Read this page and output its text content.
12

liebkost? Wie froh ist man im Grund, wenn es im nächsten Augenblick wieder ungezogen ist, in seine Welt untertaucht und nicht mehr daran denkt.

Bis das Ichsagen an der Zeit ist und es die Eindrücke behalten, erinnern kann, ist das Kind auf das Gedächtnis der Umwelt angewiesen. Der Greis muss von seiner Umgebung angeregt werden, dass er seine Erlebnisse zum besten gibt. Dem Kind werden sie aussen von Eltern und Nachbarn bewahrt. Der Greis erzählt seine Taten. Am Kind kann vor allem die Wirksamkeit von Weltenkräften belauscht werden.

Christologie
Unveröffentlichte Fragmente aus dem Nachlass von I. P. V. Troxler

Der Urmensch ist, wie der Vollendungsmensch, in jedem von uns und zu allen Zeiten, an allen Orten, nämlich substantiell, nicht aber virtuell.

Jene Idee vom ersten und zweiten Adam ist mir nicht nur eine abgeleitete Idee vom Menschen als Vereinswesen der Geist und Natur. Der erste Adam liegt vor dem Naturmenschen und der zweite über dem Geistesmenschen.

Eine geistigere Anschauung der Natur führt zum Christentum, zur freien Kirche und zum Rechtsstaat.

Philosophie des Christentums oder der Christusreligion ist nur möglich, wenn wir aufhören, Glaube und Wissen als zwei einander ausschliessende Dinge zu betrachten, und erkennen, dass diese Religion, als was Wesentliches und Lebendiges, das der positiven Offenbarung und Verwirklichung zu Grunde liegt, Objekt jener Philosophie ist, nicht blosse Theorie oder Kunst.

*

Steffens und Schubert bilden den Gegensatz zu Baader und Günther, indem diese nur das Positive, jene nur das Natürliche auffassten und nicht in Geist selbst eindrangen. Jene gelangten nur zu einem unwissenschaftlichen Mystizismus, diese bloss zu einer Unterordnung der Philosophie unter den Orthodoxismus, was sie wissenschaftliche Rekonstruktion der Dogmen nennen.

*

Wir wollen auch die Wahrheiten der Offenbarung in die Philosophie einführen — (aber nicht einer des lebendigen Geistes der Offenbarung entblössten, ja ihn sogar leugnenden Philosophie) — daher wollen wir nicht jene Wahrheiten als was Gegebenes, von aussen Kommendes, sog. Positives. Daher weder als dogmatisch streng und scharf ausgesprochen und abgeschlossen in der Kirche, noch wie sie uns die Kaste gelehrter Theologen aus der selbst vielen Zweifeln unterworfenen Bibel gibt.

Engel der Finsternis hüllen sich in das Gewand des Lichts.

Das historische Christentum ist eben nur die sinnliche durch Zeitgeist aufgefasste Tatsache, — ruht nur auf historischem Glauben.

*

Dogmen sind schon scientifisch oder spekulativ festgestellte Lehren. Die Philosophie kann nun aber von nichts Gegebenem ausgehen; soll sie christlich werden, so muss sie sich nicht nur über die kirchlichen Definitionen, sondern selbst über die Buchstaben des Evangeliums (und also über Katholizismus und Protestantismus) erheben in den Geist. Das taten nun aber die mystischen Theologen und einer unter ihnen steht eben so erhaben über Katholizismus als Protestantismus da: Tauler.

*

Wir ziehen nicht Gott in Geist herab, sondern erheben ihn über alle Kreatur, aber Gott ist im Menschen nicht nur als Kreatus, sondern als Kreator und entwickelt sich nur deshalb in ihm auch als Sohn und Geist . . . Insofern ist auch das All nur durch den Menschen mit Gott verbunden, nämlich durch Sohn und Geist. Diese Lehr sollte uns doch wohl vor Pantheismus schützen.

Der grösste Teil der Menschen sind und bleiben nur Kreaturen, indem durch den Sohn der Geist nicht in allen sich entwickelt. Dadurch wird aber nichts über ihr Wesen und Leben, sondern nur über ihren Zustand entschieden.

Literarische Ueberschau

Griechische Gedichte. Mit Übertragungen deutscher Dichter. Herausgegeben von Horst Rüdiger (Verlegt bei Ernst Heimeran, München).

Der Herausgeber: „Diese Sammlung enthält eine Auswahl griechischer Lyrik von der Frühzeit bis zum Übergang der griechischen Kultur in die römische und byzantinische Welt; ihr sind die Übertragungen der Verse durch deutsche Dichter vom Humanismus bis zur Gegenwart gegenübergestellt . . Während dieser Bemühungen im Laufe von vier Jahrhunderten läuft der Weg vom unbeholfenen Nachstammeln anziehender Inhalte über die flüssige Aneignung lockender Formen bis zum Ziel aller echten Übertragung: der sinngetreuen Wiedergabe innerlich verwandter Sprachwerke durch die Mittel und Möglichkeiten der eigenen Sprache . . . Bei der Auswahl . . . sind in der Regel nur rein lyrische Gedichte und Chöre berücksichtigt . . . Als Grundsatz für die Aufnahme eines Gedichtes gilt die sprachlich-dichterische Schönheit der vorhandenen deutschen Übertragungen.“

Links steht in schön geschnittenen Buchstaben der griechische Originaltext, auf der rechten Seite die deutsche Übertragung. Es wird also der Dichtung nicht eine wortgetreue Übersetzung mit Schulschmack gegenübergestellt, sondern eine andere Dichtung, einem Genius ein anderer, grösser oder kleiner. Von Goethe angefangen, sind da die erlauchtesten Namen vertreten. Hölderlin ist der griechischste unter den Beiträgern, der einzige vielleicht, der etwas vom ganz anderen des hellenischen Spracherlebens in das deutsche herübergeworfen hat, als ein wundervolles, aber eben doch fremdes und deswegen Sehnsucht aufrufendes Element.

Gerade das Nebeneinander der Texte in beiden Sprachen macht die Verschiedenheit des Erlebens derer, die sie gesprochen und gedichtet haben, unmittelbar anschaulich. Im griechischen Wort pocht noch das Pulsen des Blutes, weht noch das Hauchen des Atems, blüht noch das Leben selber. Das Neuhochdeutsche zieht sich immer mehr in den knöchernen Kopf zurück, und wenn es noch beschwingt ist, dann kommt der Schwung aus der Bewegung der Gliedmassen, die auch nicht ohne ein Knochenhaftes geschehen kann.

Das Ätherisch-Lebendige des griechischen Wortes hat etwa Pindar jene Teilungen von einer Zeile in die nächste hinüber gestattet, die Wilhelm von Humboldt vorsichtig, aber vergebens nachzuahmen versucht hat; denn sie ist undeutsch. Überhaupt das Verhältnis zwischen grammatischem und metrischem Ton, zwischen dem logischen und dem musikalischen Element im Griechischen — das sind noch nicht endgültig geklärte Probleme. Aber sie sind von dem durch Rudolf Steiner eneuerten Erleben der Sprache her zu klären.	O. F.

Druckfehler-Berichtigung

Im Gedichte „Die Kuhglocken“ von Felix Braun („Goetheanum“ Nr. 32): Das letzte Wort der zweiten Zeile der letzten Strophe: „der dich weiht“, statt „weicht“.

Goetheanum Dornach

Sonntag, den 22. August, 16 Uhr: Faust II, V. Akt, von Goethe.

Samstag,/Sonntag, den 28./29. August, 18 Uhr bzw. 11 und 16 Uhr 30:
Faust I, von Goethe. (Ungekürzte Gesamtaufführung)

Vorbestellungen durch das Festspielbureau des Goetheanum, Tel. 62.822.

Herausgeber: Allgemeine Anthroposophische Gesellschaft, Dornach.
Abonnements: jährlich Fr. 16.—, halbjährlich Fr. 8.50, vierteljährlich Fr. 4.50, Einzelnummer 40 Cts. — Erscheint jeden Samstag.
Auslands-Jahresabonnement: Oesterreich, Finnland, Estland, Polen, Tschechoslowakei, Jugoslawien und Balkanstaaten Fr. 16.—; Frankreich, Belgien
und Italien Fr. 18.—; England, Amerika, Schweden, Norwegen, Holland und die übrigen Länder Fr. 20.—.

■ ■ ■ ■

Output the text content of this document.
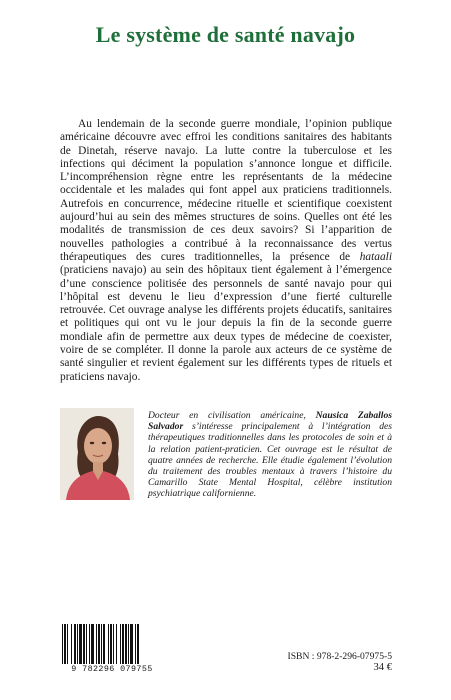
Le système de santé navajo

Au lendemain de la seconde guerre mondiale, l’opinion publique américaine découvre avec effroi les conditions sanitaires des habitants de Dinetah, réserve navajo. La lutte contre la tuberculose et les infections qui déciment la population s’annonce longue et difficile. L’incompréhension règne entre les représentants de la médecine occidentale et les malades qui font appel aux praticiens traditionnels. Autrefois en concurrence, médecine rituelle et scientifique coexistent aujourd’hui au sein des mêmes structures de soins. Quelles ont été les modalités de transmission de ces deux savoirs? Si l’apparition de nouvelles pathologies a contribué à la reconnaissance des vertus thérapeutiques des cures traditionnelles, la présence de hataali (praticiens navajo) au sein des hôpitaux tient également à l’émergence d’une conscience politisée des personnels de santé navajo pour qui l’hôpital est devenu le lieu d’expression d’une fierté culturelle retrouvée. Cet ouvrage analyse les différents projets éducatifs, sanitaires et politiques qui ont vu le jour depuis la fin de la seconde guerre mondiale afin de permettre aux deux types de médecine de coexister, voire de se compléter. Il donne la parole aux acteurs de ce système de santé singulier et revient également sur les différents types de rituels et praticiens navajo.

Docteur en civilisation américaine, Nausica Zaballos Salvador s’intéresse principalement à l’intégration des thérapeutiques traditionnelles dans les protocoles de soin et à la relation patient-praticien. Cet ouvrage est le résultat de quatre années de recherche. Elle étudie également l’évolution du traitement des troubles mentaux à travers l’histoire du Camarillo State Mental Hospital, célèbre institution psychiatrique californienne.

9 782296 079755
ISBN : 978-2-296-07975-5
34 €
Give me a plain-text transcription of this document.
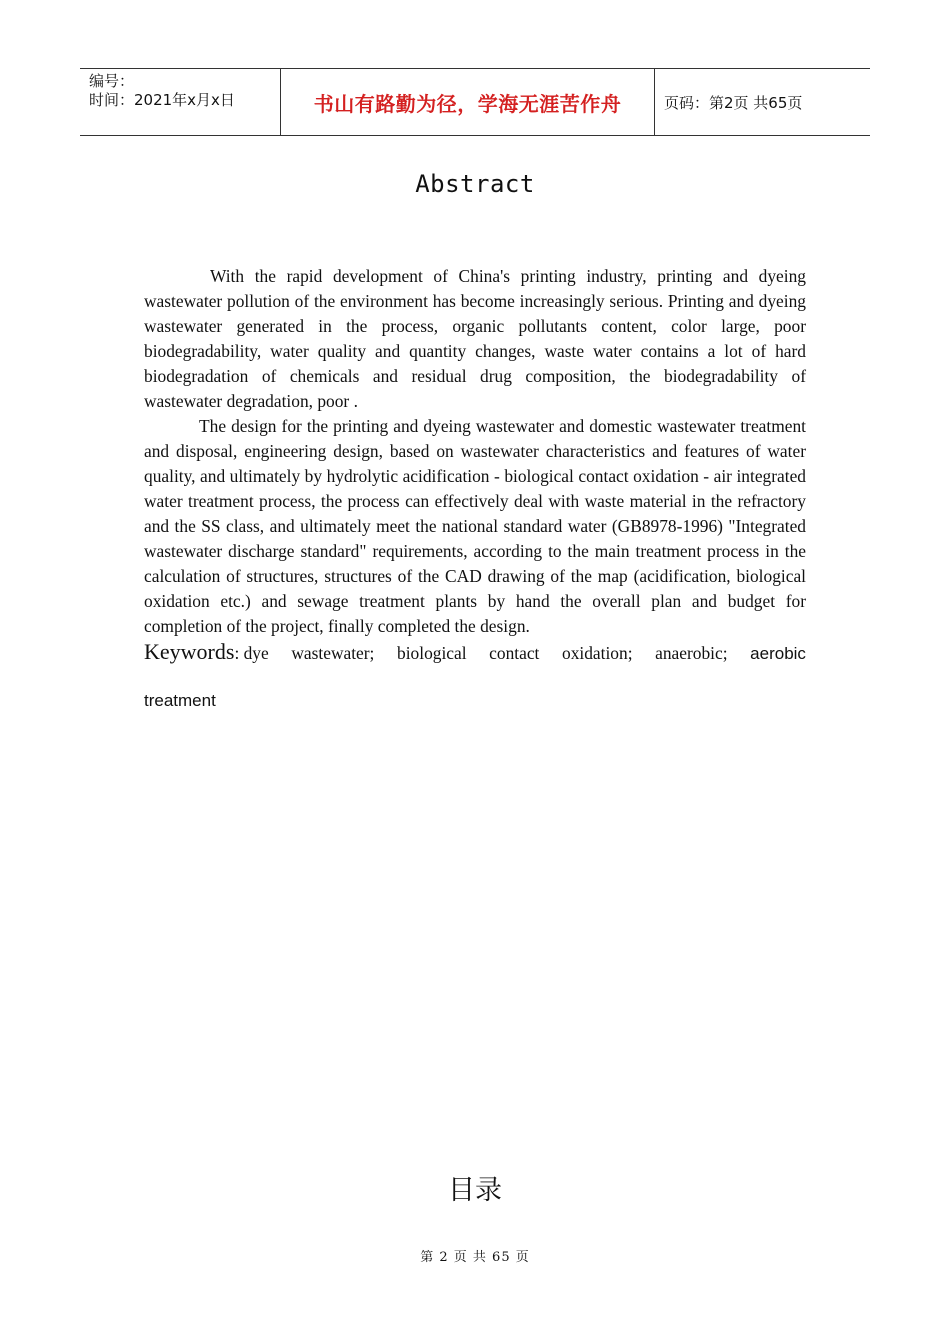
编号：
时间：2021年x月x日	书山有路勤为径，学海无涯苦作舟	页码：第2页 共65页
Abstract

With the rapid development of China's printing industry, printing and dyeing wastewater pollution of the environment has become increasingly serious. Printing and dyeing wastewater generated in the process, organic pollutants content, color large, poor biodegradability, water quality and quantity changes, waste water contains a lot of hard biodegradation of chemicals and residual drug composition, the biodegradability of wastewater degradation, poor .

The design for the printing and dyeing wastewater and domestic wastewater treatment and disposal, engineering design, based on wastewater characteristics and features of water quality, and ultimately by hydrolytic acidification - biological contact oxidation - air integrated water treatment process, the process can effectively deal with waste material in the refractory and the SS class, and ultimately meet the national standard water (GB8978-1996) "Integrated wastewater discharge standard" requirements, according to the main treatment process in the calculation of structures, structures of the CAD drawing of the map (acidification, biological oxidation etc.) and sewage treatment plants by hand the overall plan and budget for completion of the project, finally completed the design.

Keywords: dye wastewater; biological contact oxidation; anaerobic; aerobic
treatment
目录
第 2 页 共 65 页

■ ■ ■ ■

**TASK DIRECTIONS:** Search the data for "Dornach". Copy every matching line.

**FINISHED TASK:**
Goetheanum Dornach
Herausgeber: Allgemeine Anthroposophische Gesellschaft, Dornach.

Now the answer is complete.